What you will do:
Read the lines that follow and pick out every one containing the word "safety".

=====

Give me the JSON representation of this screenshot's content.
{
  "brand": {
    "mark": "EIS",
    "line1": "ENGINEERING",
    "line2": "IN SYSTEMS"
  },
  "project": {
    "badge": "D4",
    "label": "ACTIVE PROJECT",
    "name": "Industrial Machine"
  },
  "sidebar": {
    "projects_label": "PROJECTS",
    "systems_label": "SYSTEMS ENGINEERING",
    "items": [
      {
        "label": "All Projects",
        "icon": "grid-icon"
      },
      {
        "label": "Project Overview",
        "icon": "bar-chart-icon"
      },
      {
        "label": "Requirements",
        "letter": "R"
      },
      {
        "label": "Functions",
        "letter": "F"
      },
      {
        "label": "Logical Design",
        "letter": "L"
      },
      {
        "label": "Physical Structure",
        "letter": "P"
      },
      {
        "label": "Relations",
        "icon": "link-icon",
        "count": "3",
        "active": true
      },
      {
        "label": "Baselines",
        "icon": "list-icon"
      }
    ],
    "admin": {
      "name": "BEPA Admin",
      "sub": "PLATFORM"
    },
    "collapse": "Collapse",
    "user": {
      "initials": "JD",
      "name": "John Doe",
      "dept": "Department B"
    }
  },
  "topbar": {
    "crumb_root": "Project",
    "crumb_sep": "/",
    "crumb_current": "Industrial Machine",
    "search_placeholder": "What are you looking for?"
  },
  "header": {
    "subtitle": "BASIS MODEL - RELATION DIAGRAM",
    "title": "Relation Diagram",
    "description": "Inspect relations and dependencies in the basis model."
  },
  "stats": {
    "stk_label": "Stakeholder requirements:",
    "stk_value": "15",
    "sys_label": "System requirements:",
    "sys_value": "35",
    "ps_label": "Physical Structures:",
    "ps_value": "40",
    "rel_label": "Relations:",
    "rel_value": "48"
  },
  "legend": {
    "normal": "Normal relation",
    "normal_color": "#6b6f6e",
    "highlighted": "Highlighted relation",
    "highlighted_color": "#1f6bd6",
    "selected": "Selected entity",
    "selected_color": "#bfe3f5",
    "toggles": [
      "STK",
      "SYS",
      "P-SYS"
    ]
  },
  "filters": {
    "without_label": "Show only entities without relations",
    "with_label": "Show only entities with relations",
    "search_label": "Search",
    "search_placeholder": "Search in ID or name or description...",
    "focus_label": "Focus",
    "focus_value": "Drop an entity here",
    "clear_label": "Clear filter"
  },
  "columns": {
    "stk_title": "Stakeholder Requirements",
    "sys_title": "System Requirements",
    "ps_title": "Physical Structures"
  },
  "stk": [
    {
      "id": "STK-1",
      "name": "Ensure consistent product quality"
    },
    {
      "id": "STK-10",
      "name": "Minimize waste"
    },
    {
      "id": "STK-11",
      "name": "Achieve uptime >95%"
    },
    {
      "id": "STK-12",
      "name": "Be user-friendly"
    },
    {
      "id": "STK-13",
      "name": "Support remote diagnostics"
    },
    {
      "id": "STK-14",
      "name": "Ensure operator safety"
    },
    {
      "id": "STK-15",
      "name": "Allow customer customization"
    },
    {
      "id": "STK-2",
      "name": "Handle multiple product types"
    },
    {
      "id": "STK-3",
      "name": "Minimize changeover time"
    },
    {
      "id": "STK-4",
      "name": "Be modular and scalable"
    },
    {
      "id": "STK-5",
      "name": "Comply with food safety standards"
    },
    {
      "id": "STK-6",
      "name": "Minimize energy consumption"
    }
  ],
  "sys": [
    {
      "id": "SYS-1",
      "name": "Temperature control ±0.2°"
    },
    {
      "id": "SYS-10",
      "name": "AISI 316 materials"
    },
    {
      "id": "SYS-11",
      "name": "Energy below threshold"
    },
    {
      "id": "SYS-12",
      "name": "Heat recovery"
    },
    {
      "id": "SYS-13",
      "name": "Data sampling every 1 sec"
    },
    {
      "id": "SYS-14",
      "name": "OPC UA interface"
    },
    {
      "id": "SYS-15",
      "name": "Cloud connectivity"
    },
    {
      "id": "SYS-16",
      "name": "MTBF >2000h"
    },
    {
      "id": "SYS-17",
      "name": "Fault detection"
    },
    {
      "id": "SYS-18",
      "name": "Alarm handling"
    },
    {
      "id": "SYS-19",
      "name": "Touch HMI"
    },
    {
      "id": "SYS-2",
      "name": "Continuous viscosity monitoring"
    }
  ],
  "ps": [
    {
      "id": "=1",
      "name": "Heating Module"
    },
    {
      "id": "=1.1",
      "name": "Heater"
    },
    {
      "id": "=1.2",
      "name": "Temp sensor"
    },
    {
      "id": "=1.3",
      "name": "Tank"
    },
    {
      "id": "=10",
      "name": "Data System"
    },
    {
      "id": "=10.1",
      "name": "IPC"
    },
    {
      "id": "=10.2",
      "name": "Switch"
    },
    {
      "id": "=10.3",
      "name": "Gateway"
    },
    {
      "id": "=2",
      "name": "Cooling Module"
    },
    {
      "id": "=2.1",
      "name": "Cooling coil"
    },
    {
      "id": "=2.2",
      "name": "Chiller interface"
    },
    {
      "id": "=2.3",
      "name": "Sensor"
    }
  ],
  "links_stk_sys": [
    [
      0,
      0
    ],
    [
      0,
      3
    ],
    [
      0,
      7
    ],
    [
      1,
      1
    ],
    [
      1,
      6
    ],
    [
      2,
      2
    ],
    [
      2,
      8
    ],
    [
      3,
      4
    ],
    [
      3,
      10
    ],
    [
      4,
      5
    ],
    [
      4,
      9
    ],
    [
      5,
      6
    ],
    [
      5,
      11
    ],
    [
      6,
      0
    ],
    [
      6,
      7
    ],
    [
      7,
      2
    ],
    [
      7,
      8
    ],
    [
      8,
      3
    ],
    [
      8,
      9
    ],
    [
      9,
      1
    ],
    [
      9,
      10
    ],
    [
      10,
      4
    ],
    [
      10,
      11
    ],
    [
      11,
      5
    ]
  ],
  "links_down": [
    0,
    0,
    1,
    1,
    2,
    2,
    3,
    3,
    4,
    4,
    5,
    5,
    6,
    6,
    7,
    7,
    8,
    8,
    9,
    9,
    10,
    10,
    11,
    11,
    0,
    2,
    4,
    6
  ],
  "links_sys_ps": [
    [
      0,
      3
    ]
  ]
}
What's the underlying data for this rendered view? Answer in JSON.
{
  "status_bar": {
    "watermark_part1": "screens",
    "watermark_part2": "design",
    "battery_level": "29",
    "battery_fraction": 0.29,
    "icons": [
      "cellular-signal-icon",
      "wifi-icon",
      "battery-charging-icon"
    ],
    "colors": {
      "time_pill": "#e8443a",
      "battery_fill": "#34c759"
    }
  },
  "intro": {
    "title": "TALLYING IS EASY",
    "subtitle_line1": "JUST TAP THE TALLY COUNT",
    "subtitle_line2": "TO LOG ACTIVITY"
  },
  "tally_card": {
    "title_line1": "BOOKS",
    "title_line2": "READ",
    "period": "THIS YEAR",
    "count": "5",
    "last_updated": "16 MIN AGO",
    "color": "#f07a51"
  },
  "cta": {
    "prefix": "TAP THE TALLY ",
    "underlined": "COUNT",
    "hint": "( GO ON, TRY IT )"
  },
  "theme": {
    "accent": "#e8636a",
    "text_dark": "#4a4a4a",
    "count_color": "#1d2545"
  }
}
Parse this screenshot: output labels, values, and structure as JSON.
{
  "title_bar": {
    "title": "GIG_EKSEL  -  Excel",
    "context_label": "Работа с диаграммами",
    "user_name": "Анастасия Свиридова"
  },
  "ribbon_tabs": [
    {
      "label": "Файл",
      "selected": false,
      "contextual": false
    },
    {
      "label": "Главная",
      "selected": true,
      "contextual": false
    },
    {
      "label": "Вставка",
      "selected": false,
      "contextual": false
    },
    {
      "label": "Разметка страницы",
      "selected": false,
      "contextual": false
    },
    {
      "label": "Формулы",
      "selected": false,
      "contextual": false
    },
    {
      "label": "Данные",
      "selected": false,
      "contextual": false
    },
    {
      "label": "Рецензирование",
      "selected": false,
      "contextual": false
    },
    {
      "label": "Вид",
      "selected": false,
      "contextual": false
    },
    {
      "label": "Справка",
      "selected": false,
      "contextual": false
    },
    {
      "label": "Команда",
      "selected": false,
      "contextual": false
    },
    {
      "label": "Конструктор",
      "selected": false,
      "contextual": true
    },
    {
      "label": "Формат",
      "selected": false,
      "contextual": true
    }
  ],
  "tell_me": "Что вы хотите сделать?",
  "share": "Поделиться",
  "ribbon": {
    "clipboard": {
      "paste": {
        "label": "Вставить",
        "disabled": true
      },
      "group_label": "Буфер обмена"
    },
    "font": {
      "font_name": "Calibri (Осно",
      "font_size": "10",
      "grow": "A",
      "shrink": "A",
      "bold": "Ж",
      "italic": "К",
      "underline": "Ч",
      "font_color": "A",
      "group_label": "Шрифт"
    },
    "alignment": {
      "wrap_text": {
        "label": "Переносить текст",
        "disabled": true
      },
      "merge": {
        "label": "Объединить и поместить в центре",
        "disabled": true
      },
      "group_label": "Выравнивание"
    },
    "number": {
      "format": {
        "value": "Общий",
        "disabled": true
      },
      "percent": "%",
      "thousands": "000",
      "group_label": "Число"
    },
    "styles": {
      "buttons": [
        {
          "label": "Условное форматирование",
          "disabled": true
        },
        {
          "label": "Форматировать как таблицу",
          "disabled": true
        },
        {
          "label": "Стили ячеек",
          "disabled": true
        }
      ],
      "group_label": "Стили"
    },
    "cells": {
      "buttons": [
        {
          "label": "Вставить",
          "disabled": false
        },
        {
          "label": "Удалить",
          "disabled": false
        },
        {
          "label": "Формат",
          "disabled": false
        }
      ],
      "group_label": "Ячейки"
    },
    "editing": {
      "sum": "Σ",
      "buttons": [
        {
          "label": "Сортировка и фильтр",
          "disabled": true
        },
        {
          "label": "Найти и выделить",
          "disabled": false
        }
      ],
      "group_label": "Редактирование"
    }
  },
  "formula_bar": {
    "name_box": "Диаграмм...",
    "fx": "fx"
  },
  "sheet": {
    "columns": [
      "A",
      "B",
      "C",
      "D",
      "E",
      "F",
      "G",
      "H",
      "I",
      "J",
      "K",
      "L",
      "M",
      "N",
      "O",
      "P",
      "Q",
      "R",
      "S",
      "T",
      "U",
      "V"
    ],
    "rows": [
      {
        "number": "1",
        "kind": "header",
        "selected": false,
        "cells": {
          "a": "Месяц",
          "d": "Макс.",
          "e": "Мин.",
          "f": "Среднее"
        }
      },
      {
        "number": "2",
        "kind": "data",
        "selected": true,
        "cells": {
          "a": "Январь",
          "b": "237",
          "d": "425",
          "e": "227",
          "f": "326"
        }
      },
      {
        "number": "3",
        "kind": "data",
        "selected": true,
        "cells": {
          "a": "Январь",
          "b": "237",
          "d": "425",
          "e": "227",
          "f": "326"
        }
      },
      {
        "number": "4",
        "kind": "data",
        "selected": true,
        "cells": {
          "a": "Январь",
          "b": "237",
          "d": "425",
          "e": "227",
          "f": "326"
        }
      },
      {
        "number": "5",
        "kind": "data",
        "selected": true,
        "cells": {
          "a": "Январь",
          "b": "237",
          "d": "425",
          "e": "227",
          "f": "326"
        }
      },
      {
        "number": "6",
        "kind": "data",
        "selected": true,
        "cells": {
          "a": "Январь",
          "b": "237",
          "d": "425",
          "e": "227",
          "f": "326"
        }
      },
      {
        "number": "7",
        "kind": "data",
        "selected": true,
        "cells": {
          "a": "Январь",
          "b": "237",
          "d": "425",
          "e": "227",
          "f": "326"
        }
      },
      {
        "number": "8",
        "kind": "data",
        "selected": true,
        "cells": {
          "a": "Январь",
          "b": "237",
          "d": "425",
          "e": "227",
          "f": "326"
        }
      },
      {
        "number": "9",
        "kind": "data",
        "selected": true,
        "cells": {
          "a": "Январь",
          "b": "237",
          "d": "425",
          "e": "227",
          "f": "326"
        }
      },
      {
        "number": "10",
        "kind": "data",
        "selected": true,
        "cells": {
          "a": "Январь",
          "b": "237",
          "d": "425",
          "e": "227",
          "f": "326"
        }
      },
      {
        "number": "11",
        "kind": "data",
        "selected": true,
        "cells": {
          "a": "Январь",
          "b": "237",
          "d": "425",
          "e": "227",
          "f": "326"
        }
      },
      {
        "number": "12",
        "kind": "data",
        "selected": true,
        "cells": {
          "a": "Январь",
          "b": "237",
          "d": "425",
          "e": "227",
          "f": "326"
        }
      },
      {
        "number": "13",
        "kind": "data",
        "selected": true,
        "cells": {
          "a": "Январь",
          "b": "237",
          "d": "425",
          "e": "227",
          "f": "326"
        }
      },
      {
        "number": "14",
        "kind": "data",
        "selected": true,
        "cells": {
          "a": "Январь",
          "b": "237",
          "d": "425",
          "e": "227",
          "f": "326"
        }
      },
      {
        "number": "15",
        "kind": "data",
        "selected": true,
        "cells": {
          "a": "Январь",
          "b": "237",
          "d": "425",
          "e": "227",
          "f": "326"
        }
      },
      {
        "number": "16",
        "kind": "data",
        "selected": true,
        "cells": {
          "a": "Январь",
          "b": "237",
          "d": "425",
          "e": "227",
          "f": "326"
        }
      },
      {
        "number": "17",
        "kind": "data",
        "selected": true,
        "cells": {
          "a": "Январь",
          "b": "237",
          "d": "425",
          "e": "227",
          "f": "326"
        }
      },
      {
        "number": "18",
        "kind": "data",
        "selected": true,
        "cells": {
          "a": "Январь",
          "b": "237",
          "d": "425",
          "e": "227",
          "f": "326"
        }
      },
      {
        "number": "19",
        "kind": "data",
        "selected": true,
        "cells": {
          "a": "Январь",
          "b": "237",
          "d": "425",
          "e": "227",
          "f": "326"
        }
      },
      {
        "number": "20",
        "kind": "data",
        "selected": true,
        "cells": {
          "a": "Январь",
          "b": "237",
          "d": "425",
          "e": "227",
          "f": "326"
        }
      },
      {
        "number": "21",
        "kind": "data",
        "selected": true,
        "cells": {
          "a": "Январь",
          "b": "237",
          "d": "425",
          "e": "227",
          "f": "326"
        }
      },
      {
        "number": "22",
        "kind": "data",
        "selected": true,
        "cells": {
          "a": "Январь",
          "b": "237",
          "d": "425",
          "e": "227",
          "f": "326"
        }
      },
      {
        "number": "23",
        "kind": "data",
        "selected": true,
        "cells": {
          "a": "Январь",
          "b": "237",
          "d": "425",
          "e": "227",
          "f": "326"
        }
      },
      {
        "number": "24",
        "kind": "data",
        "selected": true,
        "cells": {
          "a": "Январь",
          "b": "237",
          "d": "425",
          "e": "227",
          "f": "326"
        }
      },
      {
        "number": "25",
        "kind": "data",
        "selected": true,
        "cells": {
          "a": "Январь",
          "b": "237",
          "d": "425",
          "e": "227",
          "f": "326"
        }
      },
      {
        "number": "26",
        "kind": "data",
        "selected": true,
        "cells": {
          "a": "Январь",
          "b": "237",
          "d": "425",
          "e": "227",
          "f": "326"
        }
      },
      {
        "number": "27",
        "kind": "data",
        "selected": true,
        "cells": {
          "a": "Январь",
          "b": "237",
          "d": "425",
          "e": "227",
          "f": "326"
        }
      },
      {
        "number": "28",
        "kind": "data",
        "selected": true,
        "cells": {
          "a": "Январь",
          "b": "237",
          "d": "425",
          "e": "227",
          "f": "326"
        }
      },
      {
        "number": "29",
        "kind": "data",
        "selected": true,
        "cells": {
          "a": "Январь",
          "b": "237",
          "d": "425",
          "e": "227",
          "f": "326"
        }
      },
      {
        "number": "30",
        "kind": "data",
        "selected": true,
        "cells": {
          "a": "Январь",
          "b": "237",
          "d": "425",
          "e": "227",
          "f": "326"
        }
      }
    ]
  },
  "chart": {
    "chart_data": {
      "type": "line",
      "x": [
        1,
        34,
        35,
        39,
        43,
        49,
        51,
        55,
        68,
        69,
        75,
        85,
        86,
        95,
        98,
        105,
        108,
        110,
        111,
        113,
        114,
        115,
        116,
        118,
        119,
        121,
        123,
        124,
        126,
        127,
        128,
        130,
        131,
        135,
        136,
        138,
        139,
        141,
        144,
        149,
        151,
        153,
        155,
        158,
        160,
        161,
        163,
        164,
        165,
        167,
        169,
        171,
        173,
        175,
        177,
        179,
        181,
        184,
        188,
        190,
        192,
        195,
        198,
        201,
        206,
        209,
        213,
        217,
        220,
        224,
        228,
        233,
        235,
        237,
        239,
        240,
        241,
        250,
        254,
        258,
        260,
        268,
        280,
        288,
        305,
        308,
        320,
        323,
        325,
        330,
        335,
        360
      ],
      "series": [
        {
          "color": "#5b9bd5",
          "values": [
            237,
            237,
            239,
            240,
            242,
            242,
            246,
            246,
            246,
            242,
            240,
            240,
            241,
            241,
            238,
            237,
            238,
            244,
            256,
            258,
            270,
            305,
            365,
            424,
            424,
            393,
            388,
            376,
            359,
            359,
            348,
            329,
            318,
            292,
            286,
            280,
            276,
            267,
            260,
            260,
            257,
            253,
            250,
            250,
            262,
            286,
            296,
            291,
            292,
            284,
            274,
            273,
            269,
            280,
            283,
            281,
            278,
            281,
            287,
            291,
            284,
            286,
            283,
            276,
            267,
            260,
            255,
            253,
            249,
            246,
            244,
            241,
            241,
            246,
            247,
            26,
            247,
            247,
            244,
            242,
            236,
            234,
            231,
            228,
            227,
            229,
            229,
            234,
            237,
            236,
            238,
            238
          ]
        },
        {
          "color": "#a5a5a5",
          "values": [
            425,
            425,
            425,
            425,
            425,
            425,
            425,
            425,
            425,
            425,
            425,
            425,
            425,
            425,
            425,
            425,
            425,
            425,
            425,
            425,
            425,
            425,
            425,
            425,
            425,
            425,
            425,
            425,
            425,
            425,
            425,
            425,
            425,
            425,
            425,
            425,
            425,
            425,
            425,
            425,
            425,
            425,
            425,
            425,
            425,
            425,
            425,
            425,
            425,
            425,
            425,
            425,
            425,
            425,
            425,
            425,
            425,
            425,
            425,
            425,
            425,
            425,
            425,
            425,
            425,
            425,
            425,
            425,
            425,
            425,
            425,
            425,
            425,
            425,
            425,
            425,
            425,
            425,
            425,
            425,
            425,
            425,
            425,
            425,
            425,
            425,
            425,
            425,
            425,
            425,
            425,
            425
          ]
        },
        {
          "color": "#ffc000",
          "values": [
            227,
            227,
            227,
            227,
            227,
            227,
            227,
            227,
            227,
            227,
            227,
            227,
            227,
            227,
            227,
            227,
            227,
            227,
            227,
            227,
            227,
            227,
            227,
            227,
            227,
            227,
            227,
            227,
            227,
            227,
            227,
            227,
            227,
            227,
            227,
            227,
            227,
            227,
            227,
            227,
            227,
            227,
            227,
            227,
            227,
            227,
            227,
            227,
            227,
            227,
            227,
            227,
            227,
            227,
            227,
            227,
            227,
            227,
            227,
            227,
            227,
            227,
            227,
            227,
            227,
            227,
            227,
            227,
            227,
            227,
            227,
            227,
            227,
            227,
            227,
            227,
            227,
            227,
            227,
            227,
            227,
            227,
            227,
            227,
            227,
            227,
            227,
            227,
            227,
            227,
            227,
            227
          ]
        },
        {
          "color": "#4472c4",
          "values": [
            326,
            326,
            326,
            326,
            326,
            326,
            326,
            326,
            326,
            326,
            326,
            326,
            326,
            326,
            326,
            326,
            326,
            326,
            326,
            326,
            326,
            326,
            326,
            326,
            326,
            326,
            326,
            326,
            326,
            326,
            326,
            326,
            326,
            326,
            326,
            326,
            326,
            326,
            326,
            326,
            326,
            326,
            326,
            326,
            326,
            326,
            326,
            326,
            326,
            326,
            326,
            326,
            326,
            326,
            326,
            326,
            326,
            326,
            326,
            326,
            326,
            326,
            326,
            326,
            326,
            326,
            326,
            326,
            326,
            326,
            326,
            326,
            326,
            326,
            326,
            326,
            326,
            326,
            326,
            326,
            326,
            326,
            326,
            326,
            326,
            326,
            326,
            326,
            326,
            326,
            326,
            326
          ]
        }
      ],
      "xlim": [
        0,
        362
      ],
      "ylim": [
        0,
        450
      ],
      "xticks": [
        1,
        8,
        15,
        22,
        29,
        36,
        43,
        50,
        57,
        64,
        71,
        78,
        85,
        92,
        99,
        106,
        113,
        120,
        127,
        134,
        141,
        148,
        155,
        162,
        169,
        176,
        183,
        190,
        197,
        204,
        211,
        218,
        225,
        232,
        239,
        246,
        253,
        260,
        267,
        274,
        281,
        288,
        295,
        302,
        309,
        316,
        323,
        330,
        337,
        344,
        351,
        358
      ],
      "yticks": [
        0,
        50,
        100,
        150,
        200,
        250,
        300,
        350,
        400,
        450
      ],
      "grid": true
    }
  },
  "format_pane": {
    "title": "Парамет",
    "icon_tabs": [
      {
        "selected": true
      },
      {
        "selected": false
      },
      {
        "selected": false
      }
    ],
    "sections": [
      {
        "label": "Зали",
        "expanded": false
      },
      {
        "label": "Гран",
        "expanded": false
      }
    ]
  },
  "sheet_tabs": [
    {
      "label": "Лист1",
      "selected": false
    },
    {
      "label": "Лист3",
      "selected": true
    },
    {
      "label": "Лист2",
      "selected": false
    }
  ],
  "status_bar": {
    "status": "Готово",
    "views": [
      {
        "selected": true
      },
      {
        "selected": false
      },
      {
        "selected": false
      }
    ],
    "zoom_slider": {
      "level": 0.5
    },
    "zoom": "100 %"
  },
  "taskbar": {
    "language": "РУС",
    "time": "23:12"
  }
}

=====

Result of the exercise:
      "name": "Ensure operator safety"
      "name": "Comply with food safety standards"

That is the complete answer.